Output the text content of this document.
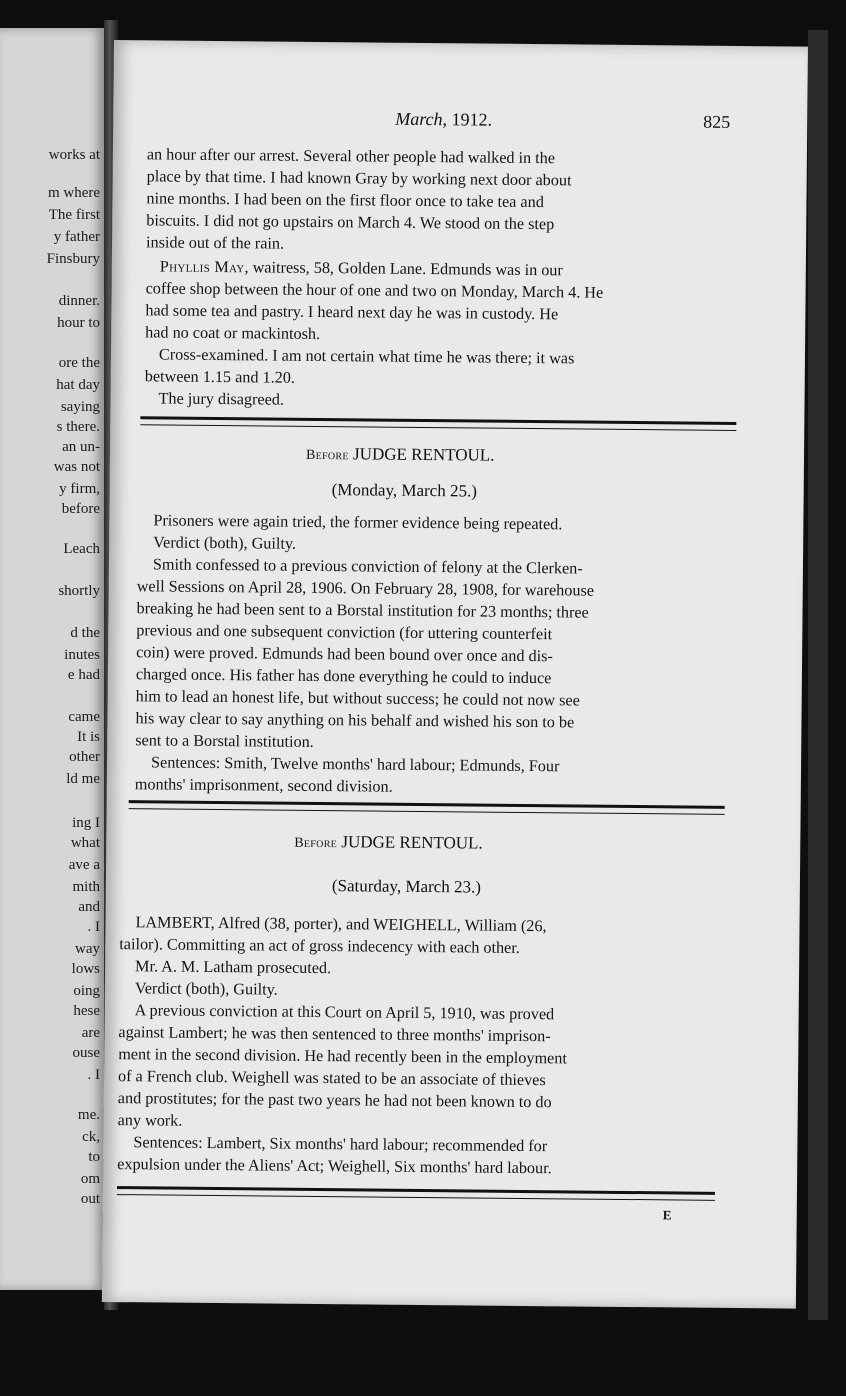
works at
m where
The first
y father
Finsbury
dinner.
hour to
ore the
hat day
saying
s there.
an un-
was not
y firm,
before
Leach
shortly
d the
inutes
e had
came
It is
other
ld me
ing I
what
ave a
mith
and
. I
way
lows
oing
hese
are
ouse
. I
me.
ck,
to
om
out
March, 1912.	825
an hour after our arrest. Several other people had walked in the
place by that time. I had known Gray by working next door about
nine months. I had been on the first floor once to take tea and
biscuits. I did not go upstairs on March 4. We stood on the step
inside out of the rain.
Phyllis May, waitress, 58, Golden Lane. Edmunds was in our
coffee shop between the hour of one and two on Monday, March 4. He
had some tea and pastry. I heard next day he was in custody. He
had no coat or mackintosh.
Cross-examined. I am not certain what time he was there; it was
between 1.15 and 1.20.
The jury disagreed.
Before JUDGE RENTOUL.
(Monday, March 25.)
Prisoners were again tried, the former evidence being repeated.
Verdict (both), Guilty.
Smith confessed to a previous conviction of felony at the Clerken-
well Sessions on April 28, 1906. On February 28, 1908, for warehouse
breaking he had been sent to a Borstal institution for 23 months; three
previous and one subsequent conviction (for uttering counterfeit
coin) were proved. Edmunds had been bound over once and dis-
charged once. His father has done everything he could to induce
him to lead an honest life, but without success; he could not now see
his way clear to say anything on his behalf and wished his son to be
sent to a Borstal institution.
Sentences: Smith, Twelve months' hard labour; Edmunds, Four
months' imprisonment, second division.
Before JUDGE RENTOUL.
(Saturday, March 23.)
LAMBERT, Alfred (38, porter), and WEIGHELL, William (26,
tailor). Committing an act of gross indecency with each other.
Mr. A. M. Latham prosecuted.
Verdict (both), Guilty.
A previous conviction at this Court on April 5, 1910, was proved
against Lambert; he was then sentenced to three months' imprison-
ment in the second division. He had recently been in the employment
of a French club. Weighell was stated to be an associate of thieves
and prostitutes; for the past two years he had not been known to do
any work.
Sentences: Lambert, Six months' hard labour; recommended for
expulsion under the Aliens' Act; Weighell, Six months' hard labour.
E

================

_YOUR OBJECTIVE_: Reproduce every record above exactly, but leave out the pictures.

_ANSWER TO THIS TASK_:
Output the text content of this document.
works at
m where
The first
y father
Finsbury
dinner.
hour to
ore the
hat day
saying
s there.
an un-
was not
y firm,
before
Leach
shortly
d the
inutes
e had
came
It is
other
ld me
ing I
what
ave a
mith
and
. I
way
lows
oing
hese
are
ouse
. I
me.
ck,
to
om
out
March, 1912.	825
an hour after our arrest. Several other people had walked in the
place by that time. I had known Gray by working next door about
nine months. I had been on the first floor once to take tea and
biscuits. I did not go upstairs on March 4. We stood on the step
inside out of the rain.
Phyllis May, waitress, 58, Golden Lane. Edmunds was in our
coffee shop between the hour of one and two on Monday, March 4. He
had some tea and pastry. I heard next day he was in custody. He
had no coat or mackintosh.
Cross-examined. I am not certain what time he was there; it was
between 1.15 and 1.20.
The jury disagreed.
Before JUDGE RENTOUL.
(Monday, March 25.)
Prisoners were again tried, the former evidence being repeated.
Verdict (both), Guilty.
Smith confessed to a previous conviction of felony at the Clerken-
well Sessions on April 28, 1906. On February 28, 1908, for warehouse
breaking he had been sent to a Borstal institution for 23 months; three
previous and one subsequent conviction (for uttering counterfeit
coin) were proved. Edmunds had been bound over once and dis-
charged once. His father has done everything he could to induce
him to lead an honest life, but without success; he could not now see
his way clear to say anything on his behalf and wished his son to be
sent to a Borstal institution.
Sentences: Smith, Twelve months' hard labour; Edmunds, Four
months' imprisonment, second division.
Before JUDGE RENTOUL.
(Saturday, March 23.)
LAMBERT, Alfred (38, porter), and WEIGHELL, William (26,
tailor). Committing an act of gross indecency with each other.
Mr. A. M. Latham prosecuted.
Verdict (both), Guilty.
A previous conviction at this Court on April 5, 1910, was proved
against Lambert; he was then sentenced to three months' imprison-
ment in the second division. He had recently been in the employment
of a French club. Weighell was stated to be an associate of thieves
and prostitutes; for the past two years he had not been known to do
any work.
Sentences: Lambert, Six months' hard labour; recommended for
expulsion under the Aliens' Act; Weighell, Six months' hard labour.
E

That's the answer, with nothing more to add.